┌─ Task material

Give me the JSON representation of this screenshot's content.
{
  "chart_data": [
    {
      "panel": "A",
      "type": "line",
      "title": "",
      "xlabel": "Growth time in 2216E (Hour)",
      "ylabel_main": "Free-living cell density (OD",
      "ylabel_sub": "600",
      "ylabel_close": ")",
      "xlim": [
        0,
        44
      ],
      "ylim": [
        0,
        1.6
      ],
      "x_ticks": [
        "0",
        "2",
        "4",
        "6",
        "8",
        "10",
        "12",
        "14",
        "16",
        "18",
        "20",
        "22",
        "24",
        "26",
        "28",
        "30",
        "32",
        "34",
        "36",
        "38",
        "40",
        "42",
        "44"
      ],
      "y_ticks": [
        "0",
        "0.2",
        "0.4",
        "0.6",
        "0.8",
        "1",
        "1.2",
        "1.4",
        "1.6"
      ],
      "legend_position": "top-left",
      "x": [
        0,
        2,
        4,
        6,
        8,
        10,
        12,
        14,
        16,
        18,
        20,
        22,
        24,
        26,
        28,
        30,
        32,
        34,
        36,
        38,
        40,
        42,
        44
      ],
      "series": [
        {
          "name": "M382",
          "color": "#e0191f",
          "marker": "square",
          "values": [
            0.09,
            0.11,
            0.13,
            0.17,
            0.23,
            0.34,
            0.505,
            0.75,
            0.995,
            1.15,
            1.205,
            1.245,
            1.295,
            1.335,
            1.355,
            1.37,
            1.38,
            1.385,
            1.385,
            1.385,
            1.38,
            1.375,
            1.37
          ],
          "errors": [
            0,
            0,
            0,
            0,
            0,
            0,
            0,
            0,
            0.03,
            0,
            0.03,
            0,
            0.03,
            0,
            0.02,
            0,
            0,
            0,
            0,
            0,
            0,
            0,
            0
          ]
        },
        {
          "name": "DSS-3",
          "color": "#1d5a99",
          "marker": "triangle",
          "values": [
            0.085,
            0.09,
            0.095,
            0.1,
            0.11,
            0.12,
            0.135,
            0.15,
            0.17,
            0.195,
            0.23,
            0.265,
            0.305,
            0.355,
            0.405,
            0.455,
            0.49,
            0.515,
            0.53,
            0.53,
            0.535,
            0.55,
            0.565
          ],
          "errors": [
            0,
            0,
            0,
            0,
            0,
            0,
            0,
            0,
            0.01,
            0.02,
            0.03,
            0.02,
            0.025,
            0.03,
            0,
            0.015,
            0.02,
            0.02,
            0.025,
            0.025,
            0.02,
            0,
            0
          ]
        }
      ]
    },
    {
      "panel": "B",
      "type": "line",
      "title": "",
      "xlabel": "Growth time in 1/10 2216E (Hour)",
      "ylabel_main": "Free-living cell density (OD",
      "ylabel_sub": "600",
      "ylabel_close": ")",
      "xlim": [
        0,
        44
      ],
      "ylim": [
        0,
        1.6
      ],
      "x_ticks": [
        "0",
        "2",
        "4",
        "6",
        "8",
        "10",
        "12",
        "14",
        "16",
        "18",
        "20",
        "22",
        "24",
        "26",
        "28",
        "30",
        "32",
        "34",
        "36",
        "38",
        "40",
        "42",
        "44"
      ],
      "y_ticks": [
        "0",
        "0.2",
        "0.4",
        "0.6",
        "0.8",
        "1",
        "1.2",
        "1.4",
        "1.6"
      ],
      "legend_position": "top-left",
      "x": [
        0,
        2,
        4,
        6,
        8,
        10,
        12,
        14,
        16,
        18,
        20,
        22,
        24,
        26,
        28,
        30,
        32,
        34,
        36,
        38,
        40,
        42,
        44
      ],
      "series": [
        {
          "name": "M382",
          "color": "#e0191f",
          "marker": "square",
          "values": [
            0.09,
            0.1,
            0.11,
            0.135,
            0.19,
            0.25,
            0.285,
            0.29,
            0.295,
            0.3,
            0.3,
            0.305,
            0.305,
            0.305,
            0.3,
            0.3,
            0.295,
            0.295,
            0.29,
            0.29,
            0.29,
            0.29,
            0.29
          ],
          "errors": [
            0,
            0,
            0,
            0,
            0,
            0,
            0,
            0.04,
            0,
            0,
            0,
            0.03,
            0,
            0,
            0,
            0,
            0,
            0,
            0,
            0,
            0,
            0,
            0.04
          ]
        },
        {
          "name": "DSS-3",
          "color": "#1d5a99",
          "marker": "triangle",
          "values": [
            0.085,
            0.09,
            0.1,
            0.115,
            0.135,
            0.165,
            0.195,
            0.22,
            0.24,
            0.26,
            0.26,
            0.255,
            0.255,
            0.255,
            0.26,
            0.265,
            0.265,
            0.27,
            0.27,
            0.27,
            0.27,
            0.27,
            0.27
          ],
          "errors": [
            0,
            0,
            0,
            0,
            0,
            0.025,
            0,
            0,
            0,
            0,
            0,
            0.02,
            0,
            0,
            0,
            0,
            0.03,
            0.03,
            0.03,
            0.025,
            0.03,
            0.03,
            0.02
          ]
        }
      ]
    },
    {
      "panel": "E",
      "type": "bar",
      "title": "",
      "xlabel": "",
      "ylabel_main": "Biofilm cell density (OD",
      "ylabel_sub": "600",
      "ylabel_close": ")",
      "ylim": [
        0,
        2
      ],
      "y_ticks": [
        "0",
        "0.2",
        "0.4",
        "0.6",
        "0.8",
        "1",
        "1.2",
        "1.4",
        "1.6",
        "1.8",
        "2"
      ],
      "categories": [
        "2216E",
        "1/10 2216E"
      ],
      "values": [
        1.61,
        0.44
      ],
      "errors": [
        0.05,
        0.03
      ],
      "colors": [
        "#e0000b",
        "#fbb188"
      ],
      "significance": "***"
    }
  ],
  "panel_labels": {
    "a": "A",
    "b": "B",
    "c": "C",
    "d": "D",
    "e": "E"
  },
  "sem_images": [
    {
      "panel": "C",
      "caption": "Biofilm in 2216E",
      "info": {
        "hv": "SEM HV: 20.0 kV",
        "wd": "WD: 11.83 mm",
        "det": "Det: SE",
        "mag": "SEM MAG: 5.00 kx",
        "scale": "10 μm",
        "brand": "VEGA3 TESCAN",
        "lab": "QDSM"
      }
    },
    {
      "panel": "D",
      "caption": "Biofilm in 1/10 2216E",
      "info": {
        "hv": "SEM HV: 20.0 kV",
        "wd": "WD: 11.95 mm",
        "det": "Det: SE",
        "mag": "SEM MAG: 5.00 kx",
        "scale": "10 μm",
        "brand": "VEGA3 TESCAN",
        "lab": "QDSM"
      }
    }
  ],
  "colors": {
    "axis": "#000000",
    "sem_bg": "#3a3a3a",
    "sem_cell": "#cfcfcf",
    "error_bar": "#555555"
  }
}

└─

__Exercise description__: In the records above, locate the lines holding the word "Hour". Copy each of them.

__Task response__:
      "xlabel": "Growth time in 2216E (Hour)",
      "xlabel": "Growth time in 1/10 2216E (Hour)",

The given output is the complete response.